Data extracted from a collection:
** Begin **

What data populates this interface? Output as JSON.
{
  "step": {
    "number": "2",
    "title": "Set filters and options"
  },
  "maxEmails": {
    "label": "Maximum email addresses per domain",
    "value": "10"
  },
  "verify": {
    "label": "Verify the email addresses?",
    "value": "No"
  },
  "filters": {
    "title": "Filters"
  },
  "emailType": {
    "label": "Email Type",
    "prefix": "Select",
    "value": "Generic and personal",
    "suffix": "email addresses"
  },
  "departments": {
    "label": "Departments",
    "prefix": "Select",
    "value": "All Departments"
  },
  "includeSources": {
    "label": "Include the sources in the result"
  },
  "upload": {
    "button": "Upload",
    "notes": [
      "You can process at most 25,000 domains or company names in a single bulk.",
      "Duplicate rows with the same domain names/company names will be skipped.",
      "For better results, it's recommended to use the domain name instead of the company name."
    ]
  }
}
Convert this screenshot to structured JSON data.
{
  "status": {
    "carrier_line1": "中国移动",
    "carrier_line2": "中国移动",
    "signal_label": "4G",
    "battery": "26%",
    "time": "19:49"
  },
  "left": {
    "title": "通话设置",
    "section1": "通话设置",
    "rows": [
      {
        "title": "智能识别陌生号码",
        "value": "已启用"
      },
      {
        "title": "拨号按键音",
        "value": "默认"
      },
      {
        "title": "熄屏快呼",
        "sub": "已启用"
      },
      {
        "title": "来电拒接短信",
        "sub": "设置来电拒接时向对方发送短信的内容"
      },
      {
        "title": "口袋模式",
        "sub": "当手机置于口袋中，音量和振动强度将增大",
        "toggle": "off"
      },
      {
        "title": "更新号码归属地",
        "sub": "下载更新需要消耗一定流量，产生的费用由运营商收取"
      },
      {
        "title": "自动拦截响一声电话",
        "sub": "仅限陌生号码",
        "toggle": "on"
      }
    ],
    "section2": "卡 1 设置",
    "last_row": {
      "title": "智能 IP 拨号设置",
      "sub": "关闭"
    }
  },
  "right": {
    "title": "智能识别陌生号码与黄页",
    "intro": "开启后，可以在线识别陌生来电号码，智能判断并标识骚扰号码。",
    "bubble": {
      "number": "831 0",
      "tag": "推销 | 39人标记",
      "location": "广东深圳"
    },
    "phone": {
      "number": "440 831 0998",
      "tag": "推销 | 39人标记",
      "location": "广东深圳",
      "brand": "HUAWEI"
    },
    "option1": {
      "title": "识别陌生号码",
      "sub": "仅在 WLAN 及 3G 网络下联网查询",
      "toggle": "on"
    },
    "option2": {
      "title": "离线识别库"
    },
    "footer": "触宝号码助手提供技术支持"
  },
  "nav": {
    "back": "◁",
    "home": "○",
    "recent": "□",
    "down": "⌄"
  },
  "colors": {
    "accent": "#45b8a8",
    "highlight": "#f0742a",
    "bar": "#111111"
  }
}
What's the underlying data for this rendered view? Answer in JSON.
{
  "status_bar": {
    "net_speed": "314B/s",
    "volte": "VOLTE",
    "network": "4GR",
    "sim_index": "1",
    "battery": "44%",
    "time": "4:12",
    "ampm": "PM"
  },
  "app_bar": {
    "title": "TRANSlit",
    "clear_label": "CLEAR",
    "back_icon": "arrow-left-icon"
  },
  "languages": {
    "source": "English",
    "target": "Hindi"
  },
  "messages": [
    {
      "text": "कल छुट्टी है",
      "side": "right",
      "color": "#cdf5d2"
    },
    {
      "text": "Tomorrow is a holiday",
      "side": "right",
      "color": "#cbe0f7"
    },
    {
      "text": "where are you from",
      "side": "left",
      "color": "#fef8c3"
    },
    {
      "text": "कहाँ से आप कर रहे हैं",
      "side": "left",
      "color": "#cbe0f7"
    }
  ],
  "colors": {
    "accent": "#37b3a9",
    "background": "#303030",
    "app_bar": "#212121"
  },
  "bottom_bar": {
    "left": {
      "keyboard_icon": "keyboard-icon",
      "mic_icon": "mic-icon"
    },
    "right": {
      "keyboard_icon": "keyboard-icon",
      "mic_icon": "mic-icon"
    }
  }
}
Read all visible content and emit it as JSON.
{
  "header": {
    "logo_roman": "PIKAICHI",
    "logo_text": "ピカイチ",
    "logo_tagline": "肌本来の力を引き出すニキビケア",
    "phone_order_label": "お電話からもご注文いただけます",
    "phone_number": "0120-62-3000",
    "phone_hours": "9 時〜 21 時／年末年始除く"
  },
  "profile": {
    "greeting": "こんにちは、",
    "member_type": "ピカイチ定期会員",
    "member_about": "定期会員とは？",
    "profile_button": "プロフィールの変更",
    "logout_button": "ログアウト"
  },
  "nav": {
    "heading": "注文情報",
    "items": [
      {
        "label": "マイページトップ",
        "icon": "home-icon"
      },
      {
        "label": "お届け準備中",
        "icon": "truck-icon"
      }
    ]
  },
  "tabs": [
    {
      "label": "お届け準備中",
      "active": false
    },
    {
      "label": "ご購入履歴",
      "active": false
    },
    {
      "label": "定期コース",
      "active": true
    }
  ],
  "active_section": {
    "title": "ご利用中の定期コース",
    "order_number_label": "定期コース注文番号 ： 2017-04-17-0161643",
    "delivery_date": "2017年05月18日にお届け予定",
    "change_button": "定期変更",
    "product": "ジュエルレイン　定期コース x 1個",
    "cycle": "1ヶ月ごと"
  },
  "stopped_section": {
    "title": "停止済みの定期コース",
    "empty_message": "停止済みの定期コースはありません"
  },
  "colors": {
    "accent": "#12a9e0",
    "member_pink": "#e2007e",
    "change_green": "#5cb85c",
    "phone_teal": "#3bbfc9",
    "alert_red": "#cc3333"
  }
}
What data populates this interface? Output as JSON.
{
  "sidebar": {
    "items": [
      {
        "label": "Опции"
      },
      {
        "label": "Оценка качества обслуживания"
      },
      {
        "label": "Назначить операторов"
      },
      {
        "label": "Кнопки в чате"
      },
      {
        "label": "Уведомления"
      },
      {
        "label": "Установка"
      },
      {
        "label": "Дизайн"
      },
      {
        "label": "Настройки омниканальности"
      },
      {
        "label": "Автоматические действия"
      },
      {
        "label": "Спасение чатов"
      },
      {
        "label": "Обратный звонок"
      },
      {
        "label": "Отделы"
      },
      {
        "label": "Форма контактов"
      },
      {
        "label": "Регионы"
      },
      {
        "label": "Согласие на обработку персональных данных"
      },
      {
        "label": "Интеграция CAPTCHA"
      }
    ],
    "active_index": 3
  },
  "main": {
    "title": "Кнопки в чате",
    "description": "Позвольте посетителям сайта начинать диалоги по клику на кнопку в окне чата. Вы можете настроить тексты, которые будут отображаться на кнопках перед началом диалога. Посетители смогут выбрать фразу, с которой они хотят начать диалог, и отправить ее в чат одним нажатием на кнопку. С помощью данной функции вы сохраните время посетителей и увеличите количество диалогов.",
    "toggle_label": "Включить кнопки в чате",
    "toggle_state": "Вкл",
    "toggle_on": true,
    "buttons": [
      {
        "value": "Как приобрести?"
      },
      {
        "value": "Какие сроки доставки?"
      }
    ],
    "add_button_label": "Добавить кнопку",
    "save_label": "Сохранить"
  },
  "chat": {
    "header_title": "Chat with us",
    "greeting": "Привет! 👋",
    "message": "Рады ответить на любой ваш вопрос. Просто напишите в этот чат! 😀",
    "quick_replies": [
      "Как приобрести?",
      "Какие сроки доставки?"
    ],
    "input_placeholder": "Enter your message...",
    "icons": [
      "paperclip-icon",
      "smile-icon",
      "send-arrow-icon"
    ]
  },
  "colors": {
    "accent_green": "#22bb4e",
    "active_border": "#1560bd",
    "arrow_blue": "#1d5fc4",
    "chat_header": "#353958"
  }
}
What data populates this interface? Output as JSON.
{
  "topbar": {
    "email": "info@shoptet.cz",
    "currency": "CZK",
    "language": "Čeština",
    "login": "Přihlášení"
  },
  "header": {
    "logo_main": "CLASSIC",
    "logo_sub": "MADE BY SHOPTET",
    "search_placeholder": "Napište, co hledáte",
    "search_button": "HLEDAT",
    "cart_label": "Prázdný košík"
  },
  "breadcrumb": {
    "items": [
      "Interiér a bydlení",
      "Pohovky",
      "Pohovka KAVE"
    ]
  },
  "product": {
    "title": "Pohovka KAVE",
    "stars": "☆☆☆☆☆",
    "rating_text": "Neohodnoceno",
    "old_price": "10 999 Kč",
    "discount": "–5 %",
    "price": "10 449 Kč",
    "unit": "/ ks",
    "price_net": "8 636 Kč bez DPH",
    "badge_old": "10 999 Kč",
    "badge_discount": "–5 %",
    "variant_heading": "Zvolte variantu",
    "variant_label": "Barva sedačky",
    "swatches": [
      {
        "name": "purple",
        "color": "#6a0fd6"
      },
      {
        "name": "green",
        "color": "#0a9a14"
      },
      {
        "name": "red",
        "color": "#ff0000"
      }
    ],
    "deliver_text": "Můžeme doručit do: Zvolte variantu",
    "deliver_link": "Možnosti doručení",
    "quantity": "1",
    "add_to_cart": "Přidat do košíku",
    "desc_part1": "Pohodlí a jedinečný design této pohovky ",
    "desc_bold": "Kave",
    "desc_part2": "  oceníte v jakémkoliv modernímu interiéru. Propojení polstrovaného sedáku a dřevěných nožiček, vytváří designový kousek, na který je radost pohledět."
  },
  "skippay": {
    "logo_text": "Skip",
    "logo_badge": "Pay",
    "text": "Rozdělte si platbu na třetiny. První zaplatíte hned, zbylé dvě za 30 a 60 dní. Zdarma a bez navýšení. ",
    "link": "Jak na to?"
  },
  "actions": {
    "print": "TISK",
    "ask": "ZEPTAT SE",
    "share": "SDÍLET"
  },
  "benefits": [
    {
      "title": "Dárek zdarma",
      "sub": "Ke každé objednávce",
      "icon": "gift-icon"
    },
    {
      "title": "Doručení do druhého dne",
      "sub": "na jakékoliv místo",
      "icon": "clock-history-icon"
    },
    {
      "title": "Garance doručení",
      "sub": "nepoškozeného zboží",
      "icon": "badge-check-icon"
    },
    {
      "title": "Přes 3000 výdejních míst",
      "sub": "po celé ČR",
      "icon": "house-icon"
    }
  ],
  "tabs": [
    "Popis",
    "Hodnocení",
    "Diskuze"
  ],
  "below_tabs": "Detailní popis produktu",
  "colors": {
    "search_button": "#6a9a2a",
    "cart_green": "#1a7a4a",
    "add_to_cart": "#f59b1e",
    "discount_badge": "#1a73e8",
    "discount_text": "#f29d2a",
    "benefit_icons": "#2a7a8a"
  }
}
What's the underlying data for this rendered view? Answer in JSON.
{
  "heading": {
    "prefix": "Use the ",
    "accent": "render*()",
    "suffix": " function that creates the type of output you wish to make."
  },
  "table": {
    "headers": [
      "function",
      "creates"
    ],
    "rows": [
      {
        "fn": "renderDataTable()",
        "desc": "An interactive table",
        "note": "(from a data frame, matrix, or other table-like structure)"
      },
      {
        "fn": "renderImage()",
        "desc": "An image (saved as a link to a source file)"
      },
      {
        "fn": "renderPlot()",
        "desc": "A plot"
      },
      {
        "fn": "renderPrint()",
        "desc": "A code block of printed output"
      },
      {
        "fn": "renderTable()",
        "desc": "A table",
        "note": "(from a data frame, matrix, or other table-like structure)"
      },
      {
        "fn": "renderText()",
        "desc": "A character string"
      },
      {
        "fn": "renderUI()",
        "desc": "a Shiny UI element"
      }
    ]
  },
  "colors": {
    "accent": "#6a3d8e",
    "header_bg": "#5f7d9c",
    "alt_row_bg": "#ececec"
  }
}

** End **

TASK
Write out every line of the listing that holds the word "addresses".

RESULT FOR THIS EXERCISE
    "label": "Maximum email addresses per domain",
    "label": "Verify the email addresses?",
    "suffix": "email addresses"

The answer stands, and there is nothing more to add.